_What to work on_:
Lift out all lines below that contain "THANKSINSOMNIA".

Dataset rows:
--- BEGIN ---

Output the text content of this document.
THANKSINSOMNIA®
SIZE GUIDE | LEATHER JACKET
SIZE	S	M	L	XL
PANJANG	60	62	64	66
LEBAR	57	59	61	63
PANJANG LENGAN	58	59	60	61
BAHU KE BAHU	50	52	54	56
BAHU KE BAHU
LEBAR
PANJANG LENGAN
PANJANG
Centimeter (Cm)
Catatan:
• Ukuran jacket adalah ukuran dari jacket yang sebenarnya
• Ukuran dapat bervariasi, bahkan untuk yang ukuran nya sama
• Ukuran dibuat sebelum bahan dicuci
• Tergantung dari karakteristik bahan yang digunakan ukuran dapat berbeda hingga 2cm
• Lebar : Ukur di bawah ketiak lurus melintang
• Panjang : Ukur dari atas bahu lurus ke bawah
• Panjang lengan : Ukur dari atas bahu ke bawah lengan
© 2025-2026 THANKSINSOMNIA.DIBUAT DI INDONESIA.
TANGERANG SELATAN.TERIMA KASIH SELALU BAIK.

--- END ---

_Response to the task_:
THANKSINSOMNIA®
© 2025-2026 THANKSINSOMNIA.DIBUAT DI INDONESIA.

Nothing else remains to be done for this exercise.